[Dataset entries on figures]
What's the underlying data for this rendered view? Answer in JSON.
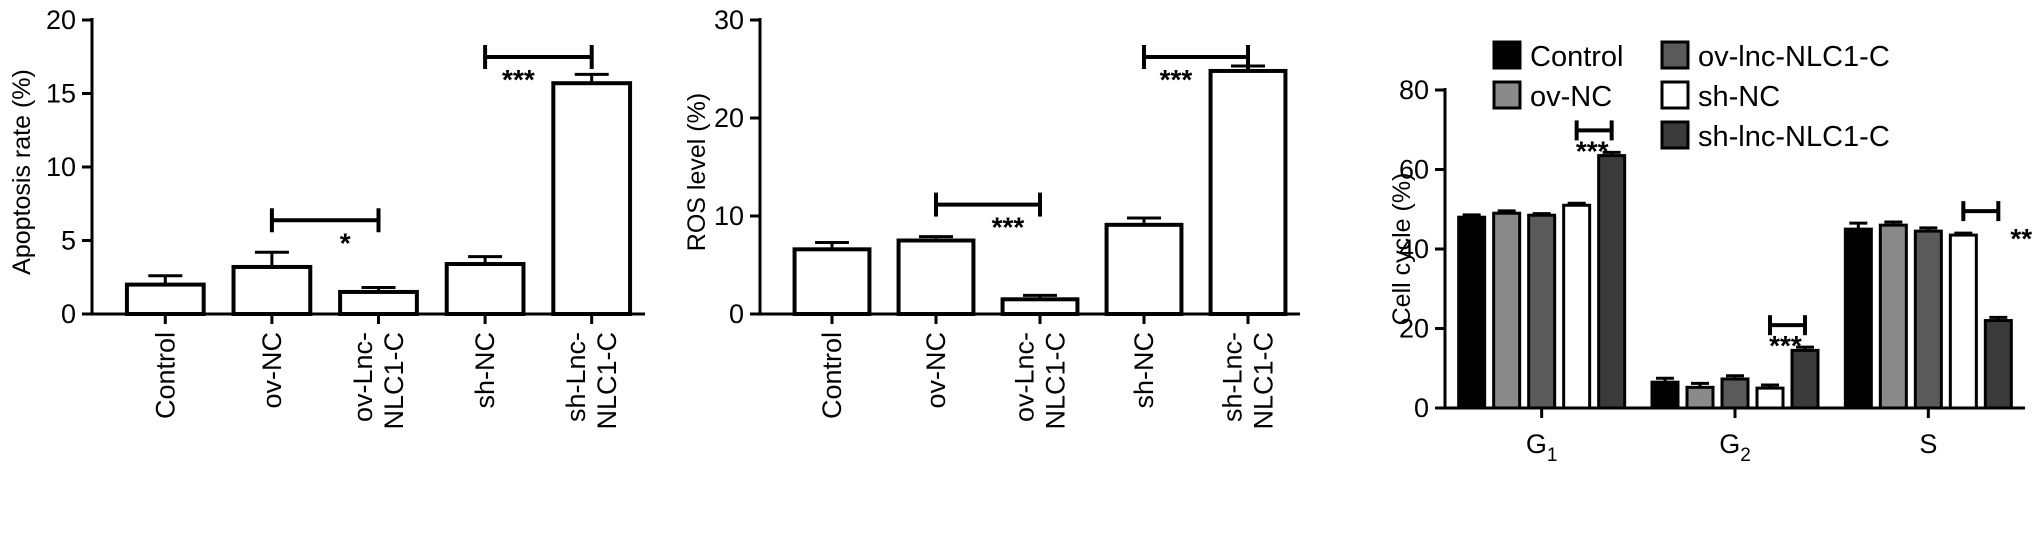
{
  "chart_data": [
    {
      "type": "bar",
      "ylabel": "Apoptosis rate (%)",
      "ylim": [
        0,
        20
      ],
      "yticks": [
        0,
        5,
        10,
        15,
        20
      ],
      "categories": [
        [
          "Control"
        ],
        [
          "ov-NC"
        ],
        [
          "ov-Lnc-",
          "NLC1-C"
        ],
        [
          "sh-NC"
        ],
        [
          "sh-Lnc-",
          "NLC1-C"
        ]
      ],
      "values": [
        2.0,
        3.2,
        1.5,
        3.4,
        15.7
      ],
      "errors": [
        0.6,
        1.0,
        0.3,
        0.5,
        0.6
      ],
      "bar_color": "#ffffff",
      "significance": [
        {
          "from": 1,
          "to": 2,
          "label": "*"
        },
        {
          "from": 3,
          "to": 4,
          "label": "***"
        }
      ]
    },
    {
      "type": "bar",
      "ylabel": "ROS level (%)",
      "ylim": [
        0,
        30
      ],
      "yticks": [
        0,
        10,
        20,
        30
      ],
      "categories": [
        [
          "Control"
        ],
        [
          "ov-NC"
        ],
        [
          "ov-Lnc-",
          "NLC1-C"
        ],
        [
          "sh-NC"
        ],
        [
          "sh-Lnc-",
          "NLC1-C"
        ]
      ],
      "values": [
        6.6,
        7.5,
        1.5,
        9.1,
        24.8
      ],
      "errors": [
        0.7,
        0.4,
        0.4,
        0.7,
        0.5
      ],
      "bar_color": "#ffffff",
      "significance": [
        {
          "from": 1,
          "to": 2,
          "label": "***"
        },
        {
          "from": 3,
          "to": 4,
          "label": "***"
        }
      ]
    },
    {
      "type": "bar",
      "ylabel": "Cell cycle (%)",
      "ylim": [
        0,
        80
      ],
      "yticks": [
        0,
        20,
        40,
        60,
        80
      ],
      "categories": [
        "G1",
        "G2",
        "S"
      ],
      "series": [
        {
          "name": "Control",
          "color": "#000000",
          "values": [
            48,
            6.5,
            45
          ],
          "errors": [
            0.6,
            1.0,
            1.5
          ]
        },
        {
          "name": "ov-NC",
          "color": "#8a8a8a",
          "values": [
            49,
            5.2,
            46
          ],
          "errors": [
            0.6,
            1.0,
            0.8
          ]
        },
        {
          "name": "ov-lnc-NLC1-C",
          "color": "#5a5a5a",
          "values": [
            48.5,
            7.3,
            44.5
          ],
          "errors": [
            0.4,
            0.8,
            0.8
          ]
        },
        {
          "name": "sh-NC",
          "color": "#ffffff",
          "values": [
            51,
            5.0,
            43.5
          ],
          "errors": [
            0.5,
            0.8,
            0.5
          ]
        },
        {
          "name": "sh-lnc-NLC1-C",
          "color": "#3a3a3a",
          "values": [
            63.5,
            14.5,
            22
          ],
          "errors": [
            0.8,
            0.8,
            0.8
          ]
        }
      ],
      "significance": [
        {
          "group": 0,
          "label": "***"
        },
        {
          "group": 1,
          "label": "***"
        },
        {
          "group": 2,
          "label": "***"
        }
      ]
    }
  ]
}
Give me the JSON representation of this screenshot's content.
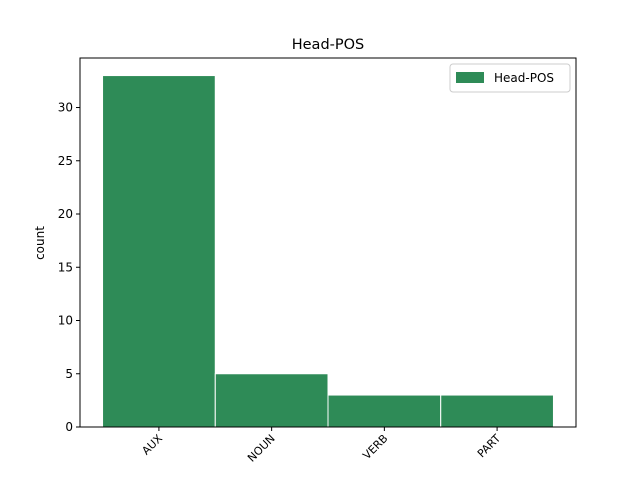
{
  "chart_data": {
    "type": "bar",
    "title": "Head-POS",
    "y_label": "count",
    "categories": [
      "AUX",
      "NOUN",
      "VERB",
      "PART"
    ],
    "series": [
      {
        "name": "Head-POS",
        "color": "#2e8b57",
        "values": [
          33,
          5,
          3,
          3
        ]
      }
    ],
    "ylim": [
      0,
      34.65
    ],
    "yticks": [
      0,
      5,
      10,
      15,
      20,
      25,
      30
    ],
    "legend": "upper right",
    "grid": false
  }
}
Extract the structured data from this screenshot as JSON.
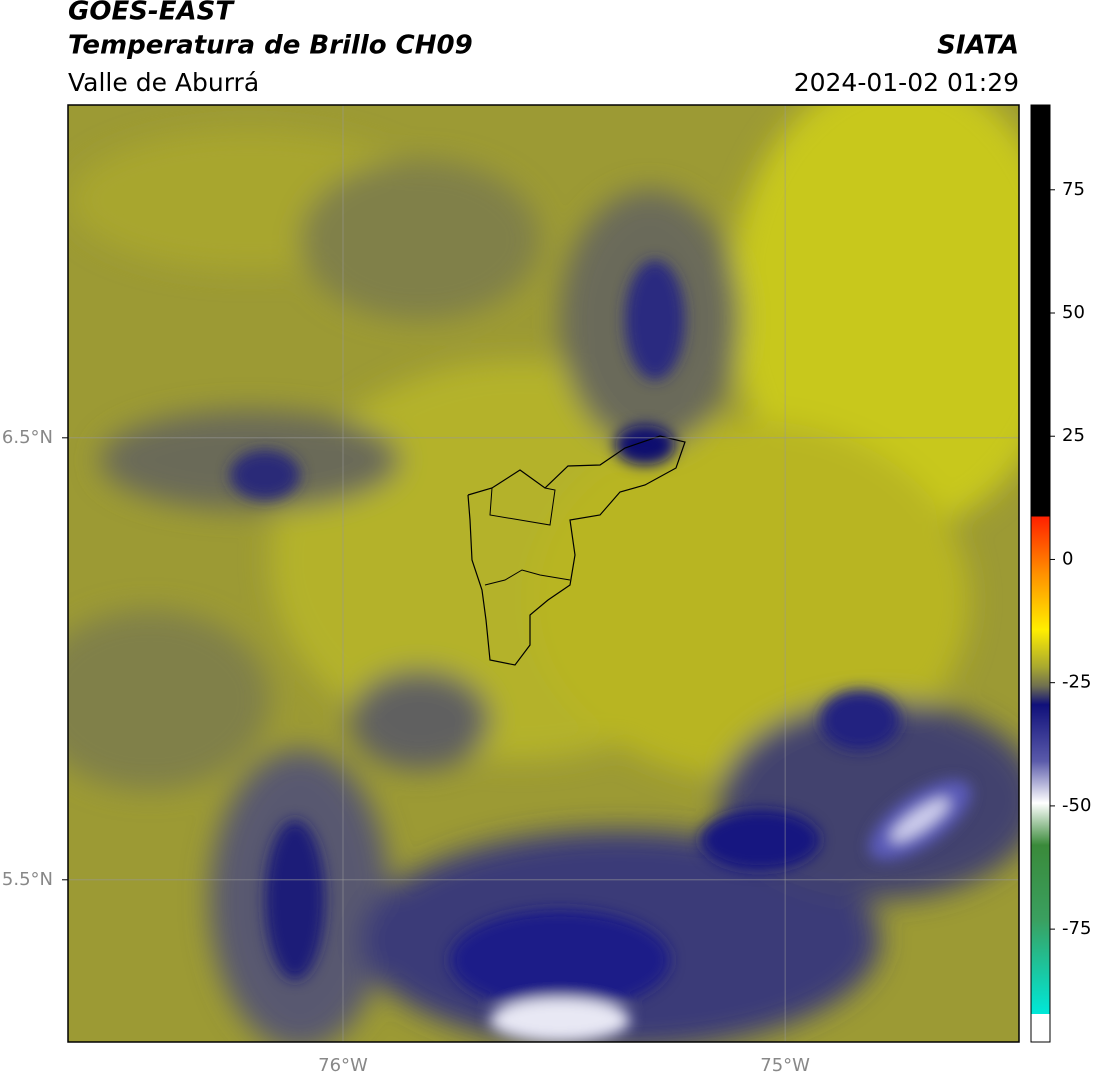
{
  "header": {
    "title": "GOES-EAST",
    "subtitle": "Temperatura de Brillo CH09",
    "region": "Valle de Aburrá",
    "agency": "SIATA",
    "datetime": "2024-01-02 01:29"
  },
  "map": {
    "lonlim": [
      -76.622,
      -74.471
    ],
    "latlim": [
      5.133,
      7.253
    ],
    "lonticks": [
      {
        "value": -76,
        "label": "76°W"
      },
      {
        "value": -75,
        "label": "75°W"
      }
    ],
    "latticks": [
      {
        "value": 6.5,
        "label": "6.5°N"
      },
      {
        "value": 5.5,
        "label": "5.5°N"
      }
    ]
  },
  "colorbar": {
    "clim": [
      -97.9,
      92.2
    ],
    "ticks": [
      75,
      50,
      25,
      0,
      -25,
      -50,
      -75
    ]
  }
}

### Task directions:
Look through the entries and find each line that has the string "JSON". Copy those lines.

### Response to the exercise:
What's the underlying data for this rendered view? Answer in JSON.
Give me the JSON representation of this screenshot's content.
Extract the structured data from this screenshot as JSON.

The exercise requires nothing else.